Return the whole listing exactly as it stands.

▶ **INPUT DATA**:
:::::
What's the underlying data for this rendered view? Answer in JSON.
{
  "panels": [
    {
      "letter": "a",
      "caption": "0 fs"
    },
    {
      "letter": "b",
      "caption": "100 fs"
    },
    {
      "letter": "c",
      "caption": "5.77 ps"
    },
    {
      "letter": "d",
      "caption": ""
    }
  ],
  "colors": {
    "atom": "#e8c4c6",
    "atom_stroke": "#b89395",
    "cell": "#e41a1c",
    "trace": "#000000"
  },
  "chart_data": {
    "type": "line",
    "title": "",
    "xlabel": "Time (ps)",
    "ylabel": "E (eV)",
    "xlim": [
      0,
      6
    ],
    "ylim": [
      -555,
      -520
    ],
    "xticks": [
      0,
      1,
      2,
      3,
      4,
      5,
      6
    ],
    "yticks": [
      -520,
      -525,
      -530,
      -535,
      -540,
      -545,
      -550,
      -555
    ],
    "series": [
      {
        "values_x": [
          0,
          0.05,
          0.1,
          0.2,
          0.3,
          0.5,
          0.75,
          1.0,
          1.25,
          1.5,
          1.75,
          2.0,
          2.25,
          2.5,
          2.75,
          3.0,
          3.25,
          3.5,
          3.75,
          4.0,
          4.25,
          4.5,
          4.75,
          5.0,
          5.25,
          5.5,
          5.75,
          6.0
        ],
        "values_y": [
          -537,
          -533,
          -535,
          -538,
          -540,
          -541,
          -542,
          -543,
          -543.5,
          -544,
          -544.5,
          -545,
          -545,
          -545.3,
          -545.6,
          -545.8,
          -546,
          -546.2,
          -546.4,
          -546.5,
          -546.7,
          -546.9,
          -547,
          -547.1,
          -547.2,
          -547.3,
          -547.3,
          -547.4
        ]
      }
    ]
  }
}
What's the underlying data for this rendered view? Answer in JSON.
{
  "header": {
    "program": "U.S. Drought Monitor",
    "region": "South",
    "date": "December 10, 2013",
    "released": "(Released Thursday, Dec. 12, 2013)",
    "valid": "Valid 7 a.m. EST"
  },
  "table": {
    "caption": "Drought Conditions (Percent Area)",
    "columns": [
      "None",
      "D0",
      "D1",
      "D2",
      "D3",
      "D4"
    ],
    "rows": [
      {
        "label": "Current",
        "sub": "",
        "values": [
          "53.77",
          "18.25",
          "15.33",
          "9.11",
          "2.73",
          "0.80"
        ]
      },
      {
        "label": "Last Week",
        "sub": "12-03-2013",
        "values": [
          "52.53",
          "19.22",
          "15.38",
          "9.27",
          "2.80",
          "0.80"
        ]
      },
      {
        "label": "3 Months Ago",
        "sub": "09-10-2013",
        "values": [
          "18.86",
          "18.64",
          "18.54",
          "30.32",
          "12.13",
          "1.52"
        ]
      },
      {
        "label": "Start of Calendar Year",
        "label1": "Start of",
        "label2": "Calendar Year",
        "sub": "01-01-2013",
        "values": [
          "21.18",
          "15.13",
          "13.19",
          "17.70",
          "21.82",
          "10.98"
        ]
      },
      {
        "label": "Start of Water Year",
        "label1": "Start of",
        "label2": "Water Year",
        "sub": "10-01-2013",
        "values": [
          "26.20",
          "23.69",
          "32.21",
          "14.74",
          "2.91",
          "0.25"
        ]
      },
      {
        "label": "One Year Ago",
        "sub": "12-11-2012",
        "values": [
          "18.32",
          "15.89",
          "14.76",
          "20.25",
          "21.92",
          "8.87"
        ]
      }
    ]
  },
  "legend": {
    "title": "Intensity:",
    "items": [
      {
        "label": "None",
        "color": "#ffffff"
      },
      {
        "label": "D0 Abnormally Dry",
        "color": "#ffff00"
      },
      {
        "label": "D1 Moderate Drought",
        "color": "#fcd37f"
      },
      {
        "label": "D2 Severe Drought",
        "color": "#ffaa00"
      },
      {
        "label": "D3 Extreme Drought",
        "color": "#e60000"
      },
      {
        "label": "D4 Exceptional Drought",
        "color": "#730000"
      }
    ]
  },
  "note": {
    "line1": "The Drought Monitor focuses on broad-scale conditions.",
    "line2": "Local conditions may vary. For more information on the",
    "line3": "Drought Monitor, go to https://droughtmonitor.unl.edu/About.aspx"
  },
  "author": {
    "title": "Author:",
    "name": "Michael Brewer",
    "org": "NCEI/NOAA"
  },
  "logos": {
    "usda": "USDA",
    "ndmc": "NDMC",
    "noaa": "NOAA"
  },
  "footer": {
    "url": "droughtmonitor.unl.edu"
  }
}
:::::
▶ **FULL OUTPUT**:
What's the underlying data for this rendered view? Answer in JSON.
{
  "panels": [
    {
      "letter": "a",
      "caption": "0 fs"
    },
    {
      "letter": "b",
      "caption": "100 fs"
    },
    {
      "letter": "c",
      "caption": "5.77 ps"
    },
    {
      "letter": "d",
      "caption": ""
    }
  ],
  "colors": {
    "atom": "#e8c4c6",
    "atom_stroke": "#b89395",
    "cell": "#e41a1c",
    "trace": "#000000"
  },
  "chart_data": {
    "type": "line",
    "title": "",
    "xlabel": "Time (ps)",
    "ylabel": "E (eV)",
    "xlim": [
      0,
      6
    ],
    "ylim": [
      -555,
      -520
    ],
    "xticks": [
      0,
      1,
      2,
      3,
      4,
      5,
      6
    ],
    "yticks": [
      -520,
      -525,
      -530,
      -535,
      -540,
      -545,
      -550,
      -555
    ],
    "series": [
      {
        "values_x": [
          0,
          0.05,
          0.1,
          0.2,
          0.3,
          0.5,
          0.75,
          1.0,
          1.25,
          1.5,
          1.75,
          2.0,
          2.25,
          2.5,
          2.75,
          3.0,
          3.25,
          3.5,
          3.75,
          4.0,
          4.25,
          4.5,
          4.75,
          5.0,
          5.25,
          5.5,
          5.75,
          6.0
        ],
        "values_y": [
          -537,
          -533,
          -535,
          -538,
          -540,
          -541,
          -542,
          -543,
          -543.5,
          -544,
          -544.5,
          -545,
          -545,
          -545.3,
          -545.6,
          -545.8,
          -546,
          -546.2,
          -546.4,
          -546.5,
          -546.7,
          -546.9,
          -547,
          -547.1,
          -547.2,
          -547.3,
          -547.3,
          -547.4
        ]
      }
    ]
  }
}
What's the underlying data for this rendered view? Answer in JSON.
{
  "header": {
    "program": "U.S. Drought Monitor",
    "region": "South",
    "date": "December 10, 2013",
    "released": "(Released Thursday, Dec. 12, 2013)",
    "valid": "Valid 7 a.m. EST"
  },
  "table": {
    "caption": "Drought Conditions (Percent Area)",
    "columns": [
      "None",
      "D0",
      "D1",
      "D2",
      "D3",
      "D4"
    ],
    "rows": [
      {
        "label": "Current",
        "sub": "",
        "values": [
          "53.77",
          "18.25",
          "15.33",
          "9.11",
          "2.73",
          "0.80"
        ]
      },
      {
        "label": "Last Week",
        "sub": "12-03-2013",
        "values": [
          "52.53",
          "19.22",
          "15.38",
          "9.27",
          "2.80",
          "0.80"
        ]
      },
      {
        "label": "3 Months Ago",
        "sub": "09-10-2013",
        "values": [
          "18.86",
          "18.64",
          "18.54",
          "30.32",
          "12.13",
          "1.52"
        ]
      },
      {
        "label": "Start of Calendar Year",
        "label1": "Start of",
        "label2": "Calendar Year",
        "sub": "01-01-2013",
        "values": [
          "21.18",
          "15.13",
          "13.19",
          "17.70",
          "21.82",
          "10.98"
        ]
      },
      {
        "label": "Start of Water Year",
        "label1": "Start of",
        "label2": "Water Year",
        "sub": "10-01-2013",
        "values": [
          "26.20",
          "23.69",
          "32.21",
          "14.74",
          "2.91",
          "0.25"
        ]
      },
      {
        "label": "One Year Ago",
        "sub": "12-11-2012",
        "values": [
          "18.32",
          "15.89",
          "14.76",
          "20.25",
          "21.92",
          "8.87"
        ]
      }
    ]
  },
  "legend": {
    "title": "Intensity:",
    "items": [
      {
        "label": "None",
        "color": "#ffffff"
      },
      {
        "label": "D0 Abnormally Dry",
        "color": "#ffff00"
      },
      {
        "label": "D1 Moderate Drought",
        "color": "#fcd37f"
      },
      {
        "label": "D2 Severe Drought",
        "color": "#ffaa00"
      },
      {
        "label": "D3 Extreme Drought",
        "color": "#e60000"
      },
      {
        "label": "D4 Exceptional Drought",
        "color": "#730000"
      }
    ]
  },
  "note": {
    "line1": "The Drought Monitor focuses on broad-scale conditions.",
    "line2": "Local conditions may vary. For more information on the",
    "line3": "Drought Monitor, go to https://droughtmonitor.unl.edu/About.aspx"
  },
  "author": {
    "title": "Author:",
    "name": "Michael Brewer",
    "org": "NCEI/NOAA"
  },
  "logos": {
    "usda": "USDA",
    "ndmc": "NDMC",
    "noaa": "NOAA"
  },
  "footer": {
    "url": "droughtmonitor.unl.edu"
  }
}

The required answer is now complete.